- Stated goal
Exactly reproduce each entry, leaving out nothing.

++++ Supplied data ++++

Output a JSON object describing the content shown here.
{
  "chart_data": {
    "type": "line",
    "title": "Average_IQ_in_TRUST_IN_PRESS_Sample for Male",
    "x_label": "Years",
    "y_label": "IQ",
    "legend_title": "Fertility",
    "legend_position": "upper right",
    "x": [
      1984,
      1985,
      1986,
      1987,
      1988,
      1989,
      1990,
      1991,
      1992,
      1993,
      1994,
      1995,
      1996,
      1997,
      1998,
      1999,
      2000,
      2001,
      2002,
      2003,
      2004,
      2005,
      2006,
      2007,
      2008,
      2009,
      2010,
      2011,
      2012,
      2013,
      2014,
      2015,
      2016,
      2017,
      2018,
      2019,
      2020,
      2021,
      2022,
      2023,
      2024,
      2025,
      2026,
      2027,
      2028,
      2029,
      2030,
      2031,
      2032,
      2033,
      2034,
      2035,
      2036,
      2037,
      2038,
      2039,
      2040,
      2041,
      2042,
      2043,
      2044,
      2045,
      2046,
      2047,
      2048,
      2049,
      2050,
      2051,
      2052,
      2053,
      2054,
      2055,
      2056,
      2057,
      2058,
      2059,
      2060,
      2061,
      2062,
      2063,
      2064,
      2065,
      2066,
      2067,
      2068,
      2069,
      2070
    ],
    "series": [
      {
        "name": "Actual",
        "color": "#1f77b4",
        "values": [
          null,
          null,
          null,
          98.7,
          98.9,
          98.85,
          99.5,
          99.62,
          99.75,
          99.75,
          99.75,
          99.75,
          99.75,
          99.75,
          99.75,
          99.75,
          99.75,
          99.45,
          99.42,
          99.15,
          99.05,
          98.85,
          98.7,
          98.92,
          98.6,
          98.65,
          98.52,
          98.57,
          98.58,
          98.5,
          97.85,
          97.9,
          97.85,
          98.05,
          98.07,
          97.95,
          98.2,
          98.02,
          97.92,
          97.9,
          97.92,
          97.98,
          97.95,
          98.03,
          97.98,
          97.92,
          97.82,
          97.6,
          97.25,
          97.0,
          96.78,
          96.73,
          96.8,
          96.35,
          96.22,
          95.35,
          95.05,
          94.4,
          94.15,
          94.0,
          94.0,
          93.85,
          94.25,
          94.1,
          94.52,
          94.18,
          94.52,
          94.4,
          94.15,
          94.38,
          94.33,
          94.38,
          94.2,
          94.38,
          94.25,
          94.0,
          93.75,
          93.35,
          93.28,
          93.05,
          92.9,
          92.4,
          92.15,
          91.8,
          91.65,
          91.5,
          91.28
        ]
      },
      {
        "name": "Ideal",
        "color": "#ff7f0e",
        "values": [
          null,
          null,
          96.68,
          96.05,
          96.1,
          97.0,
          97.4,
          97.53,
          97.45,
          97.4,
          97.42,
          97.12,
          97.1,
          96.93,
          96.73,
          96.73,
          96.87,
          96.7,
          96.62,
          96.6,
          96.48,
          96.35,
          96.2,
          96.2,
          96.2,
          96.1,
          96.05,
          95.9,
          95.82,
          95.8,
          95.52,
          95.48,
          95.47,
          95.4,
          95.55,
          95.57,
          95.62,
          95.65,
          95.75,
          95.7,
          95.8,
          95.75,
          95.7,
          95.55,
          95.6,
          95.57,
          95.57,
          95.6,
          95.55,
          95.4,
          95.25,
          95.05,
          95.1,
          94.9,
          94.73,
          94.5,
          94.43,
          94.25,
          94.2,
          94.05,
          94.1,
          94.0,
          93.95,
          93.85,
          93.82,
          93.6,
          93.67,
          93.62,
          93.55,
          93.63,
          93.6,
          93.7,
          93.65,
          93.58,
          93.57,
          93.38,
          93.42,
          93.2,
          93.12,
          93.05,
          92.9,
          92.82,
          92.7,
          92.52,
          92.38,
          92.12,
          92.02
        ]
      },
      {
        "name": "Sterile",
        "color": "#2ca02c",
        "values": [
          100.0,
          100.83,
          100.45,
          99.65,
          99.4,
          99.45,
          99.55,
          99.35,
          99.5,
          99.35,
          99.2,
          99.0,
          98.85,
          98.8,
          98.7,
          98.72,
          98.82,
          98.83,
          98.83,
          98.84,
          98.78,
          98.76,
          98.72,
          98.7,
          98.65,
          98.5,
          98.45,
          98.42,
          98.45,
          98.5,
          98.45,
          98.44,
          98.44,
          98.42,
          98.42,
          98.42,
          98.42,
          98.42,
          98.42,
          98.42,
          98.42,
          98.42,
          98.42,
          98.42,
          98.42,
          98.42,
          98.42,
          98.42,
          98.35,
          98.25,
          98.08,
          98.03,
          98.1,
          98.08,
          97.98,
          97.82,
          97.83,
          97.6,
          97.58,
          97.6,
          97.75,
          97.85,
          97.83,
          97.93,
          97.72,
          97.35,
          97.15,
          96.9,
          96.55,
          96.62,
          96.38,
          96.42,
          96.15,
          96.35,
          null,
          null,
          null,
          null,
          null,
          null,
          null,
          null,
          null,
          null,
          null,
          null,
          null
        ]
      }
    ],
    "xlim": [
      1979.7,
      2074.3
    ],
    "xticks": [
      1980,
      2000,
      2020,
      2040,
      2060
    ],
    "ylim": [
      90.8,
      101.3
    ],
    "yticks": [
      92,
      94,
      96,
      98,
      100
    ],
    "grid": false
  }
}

++++

- Output of the task
Output a JSON object describing the content shown here.
{
  "chart_data": {
    "type": "line",
    "title": "Average_IQ_in_TRUST_IN_PRESS_Sample for Male",
    "x_label": "Years",
    "y_label": "IQ",
    "legend_title": "Fertility",
    "legend_position": "upper right",
    "x": [
      1984,
      1985,
      1986,
      1987,
      1988,
      1989,
      1990,
      1991,
      1992,
      1993,
      1994,
      1995,
      1996,
      1997,
      1998,
      1999,
      2000,
      2001,
      2002,
      2003,
      2004,
      2005,
      2006,
      2007,
      2008,
      2009,
      2010,
      2011,
      2012,
      2013,
      2014,
      2015,
      2016,
      2017,
      2018,
      2019,
      2020,
      2021,
      2022,
      2023,
      2024,
      2025,
      2026,
      2027,
      2028,
      2029,
      2030,
      2031,
      2032,
      2033,
      2034,
      2035,
      2036,
      2037,
      2038,
      2039,
      2040,
      2041,
      2042,
      2043,
      2044,
      2045,
      2046,
      2047,
      2048,
      2049,
      2050,
      2051,
      2052,
      2053,
      2054,
      2055,
      2056,
      2057,
      2058,
      2059,
      2060,
      2061,
      2062,
      2063,
      2064,
      2065,
      2066,
      2067,
      2068,
      2069,
      2070
    ],
    "series": [
      {
        "name": "Actual",
        "color": "#1f77b4",
        "values": [
          null,
          null,
          null,
          98.7,
          98.9,
          98.85,
          99.5,
          99.62,
          99.75,
          99.75,
          99.75,
          99.75,
          99.75,
          99.75,
          99.75,
          99.75,
          99.75,
          99.45,
          99.42,
          99.15,
          99.05,
          98.85,
          98.7,
          98.92,
          98.6,
          98.65,
          98.52,
          98.57,
          98.58,
          98.5,
          97.85,
          97.9,
          97.85,
          98.05,
          98.07,
          97.95,
          98.2,
          98.02,
          97.92,
          97.9,
          97.92,
          97.98,
          97.95,
          98.03,
          97.98,
          97.92,
          97.82,
          97.6,
          97.25,
          97.0,
          96.78,
          96.73,
          96.8,
          96.35,
          96.22,
          95.35,
          95.05,
          94.4,
          94.15,
          94.0,
          94.0,
          93.85,
          94.25,
          94.1,
          94.52,
          94.18,
          94.52,
          94.4,
          94.15,
          94.38,
          94.33,
          94.38,
          94.2,
          94.38,
          94.25,
          94.0,
          93.75,
          93.35,
          93.28,
          93.05,
          92.9,
          92.4,
          92.15,
          91.8,
          91.65,
          91.5,
          91.28
        ]
      },
      {
        "name": "Ideal",
        "color": "#ff7f0e",
        "values": [
          null,
          null,
          96.68,
          96.05,
          96.1,
          97.0,
          97.4,
          97.53,
          97.45,
          97.4,
          97.42,
          97.12,
          97.1,
          96.93,
          96.73,
          96.73,
          96.87,
          96.7,
          96.62,
          96.6,
          96.48,
          96.35,
          96.2,
          96.2,
          96.2,
          96.1,
          96.05,
          95.9,
          95.82,
          95.8,
          95.52,
          95.48,
          95.47,
          95.4,
          95.55,
          95.57,
          95.62,
          95.65,
          95.75,
          95.7,
          95.8,
          95.75,
          95.7,
          95.55,
          95.6,
          95.57,
          95.57,
          95.6,
          95.55,
          95.4,
          95.25,
          95.05,
          95.1,
          94.9,
          94.73,
          94.5,
          94.43,
          94.25,
          94.2,
          94.05,
          94.1,
          94.0,
          93.95,
          93.85,
          93.82,
          93.6,
          93.67,
          93.62,
          93.55,
          93.63,
          93.6,
          93.7,
          93.65,
          93.58,
          93.57,
          93.38,
          93.42,
          93.2,
          93.12,
          93.05,
          92.9,
          92.82,
          92.7,
          92.52,
          92.38,
          92.12,
          92.02
        ]
      },
      {
        "name": "Sterile",
        "color": "#2ca02c",
        "values": [
          100.0,
          100.83,
          100.45,
          99.65,
          99.4,
          99.45,
          99.55,
          99.35,
          99.5,
          99.35,
          99.2,
          99.0,
          98.85,
          98.8,
          98.7,
          98.72,
          98.82,
          98.83,
          98.83,
          98.84,
          98.78,
          98.76,
          98.72,
          98.7,
          98.65,
          98.5,
          98.45,
          98.42,
          98.45,
          98.5,
          98.45,
          98.44,
          98.44,
          98.42,
          98.42,
          98.42,
          98.42,
          98.42,
          98.42,
          98.42,
          98.42,
          98.42,
          98.42,
          98.42,
          98.42,
          98.42,
          98.42,
          98.42,
          98.35,
          98.25,
          98.08,
          98.03,
          98.1,
          98.08,
          97.98,
          97.82,
          97.83,
          97.6,
          97.58,
          97.6,
          97.75,
          97.85,
          97.83,
          97.93,
          97.72,
          97.35,
          97.15,
          96.9,
          96.55,
          96.62,
          96.38,
          96.42,
          96.15,
          96.35,
          null,
          null,
          null,
          null,
          null,
          null,
          null,
          null,
          null,
          null,
          null,
          null,
          null
        ]
      }
    ],
    "xlim": [
      1979.7,
      2074.3
    ],
    "xticks": [
      1980,
      2000,
      2020,
      2040,
      2060
    ],
    "ylim": [
      90.8,
      101.3
    ],
    "yticks": [
      92,
      94,
      96,
      98,
      100
    ],
    "grid": false
  }
}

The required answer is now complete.